§ **What is asked**
Look for "What text is on this page?" in the records below, then copy that line and every line after it, exactly and with nothing added.

§ **Data for this task**

==================================================

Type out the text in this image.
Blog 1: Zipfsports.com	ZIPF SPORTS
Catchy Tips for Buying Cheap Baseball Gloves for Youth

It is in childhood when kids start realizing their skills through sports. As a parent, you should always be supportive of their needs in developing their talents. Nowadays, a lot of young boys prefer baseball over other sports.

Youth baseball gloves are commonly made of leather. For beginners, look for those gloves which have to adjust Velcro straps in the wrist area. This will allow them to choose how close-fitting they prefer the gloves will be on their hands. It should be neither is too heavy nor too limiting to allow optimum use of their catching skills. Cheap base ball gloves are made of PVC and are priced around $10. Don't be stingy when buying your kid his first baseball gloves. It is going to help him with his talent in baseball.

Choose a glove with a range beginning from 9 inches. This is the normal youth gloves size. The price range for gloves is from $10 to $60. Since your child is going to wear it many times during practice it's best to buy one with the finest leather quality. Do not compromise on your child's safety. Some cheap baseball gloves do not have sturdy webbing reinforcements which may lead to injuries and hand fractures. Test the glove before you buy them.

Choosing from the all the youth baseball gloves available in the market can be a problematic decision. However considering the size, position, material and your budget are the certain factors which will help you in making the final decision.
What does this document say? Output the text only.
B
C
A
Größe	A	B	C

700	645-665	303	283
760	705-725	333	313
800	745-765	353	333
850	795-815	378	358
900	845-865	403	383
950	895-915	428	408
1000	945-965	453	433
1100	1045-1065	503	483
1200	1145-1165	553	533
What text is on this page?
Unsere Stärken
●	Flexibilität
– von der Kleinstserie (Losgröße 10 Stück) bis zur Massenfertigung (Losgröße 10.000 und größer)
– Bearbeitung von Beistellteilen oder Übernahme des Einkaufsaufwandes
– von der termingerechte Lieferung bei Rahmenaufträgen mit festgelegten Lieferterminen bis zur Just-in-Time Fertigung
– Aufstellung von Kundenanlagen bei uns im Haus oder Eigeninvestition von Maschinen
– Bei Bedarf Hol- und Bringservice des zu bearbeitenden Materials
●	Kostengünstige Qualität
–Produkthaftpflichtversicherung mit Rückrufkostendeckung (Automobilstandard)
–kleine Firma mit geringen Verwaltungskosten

==================================================

§ **Full output**
What text is on this page?
Unsere Stärken
●	Flexibilität
– von der Kleinstserie (Losgröße 10 Stück) bis zur Massenfertigung (Losgröße 10.000 und größer)
– Bearbeitung von Beistellteilen oder Übernahme des Einkaufsaufwandes
– von der termingerechte Lieferung bei Rahmenaufträgen mit festgelegten Lieferterminen bis zur Just-in-Time Fertigung
– Aufstellung von Kundenanlagen bei uns im Haus oder Eigeninvestition von Maschinen
– Bei Bedarf Hol- und Bringservice des zu bearbeitenden Materials
●	Kostengünstige Qualität
–Produkthaftpflichtversicherung mit Rückrufkostendeckung (Automobilstandard)
–kleine Firma mit geringen Verwaltungskosten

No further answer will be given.